[begin Supplied entries]
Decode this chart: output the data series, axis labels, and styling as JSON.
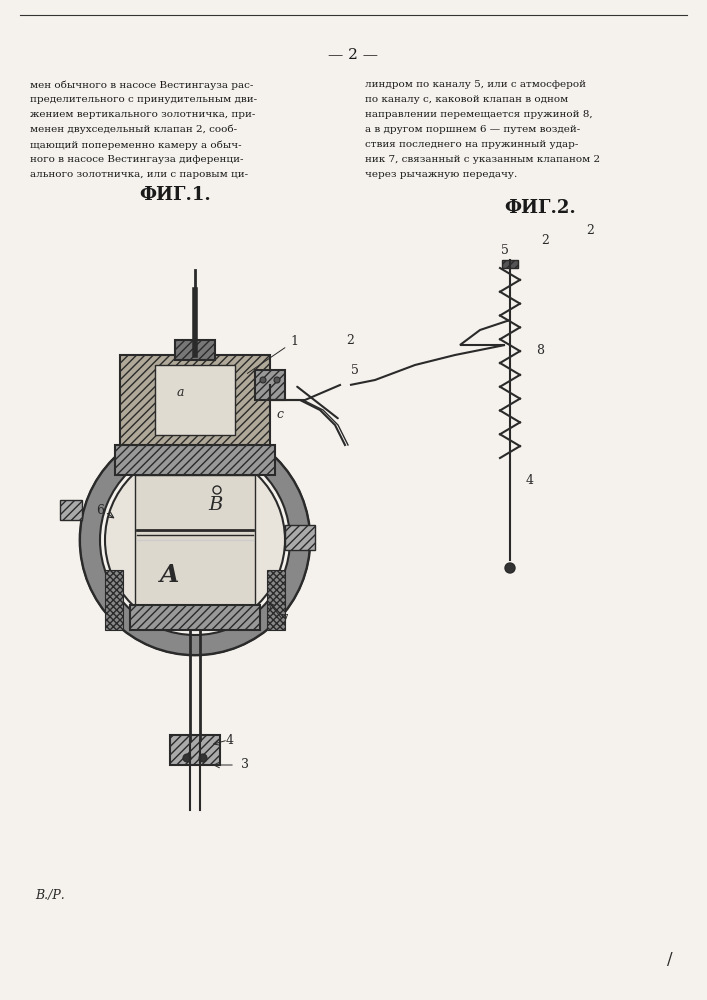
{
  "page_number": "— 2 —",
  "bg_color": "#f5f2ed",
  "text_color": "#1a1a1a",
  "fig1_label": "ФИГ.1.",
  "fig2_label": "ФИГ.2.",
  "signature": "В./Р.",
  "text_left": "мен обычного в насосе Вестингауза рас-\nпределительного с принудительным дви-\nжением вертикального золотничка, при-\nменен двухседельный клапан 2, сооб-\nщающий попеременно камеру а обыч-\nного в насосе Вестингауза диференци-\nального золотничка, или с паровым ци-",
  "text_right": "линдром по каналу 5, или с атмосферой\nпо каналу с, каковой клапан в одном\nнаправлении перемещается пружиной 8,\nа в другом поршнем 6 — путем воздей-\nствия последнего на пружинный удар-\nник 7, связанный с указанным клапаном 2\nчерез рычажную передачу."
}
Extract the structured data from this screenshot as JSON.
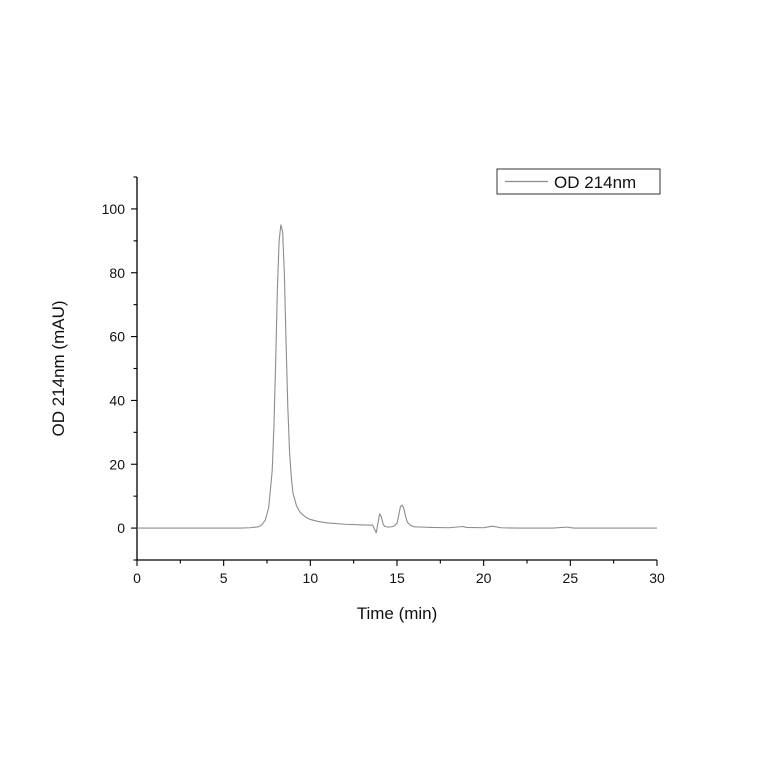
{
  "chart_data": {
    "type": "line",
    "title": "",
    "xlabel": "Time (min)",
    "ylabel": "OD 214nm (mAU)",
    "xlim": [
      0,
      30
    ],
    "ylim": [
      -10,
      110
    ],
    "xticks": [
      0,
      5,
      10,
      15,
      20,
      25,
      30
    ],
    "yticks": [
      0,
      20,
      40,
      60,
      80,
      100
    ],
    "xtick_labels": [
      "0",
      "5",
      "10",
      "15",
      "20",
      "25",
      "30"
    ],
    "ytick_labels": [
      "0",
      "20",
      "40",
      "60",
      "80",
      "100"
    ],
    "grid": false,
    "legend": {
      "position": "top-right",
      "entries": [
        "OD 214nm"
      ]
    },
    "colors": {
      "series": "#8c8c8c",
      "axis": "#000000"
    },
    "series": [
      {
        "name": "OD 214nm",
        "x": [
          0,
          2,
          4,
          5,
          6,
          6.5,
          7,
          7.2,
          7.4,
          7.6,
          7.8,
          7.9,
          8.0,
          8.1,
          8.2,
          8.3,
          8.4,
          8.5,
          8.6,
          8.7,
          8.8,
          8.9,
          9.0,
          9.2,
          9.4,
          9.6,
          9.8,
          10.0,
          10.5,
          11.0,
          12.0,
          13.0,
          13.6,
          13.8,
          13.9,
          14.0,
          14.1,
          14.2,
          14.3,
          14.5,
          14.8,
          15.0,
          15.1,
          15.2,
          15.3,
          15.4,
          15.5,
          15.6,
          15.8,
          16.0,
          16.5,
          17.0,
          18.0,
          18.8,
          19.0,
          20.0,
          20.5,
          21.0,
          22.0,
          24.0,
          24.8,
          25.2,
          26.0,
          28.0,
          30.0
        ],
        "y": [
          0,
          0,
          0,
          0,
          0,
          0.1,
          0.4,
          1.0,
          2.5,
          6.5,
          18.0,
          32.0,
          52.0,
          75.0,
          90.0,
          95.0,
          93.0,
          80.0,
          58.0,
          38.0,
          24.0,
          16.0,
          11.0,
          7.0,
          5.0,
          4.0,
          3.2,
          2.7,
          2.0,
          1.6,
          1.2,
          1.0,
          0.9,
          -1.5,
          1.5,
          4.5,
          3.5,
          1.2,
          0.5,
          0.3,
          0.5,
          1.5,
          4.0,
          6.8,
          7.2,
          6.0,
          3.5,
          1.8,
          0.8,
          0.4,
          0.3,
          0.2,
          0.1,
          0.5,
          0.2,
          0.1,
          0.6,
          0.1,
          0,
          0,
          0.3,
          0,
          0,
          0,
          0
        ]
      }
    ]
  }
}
[end Supplied entries]
### Problem to work on
How many lines in the data contain the string "axis"? Respond with the number only.

### Answer to this exercise
2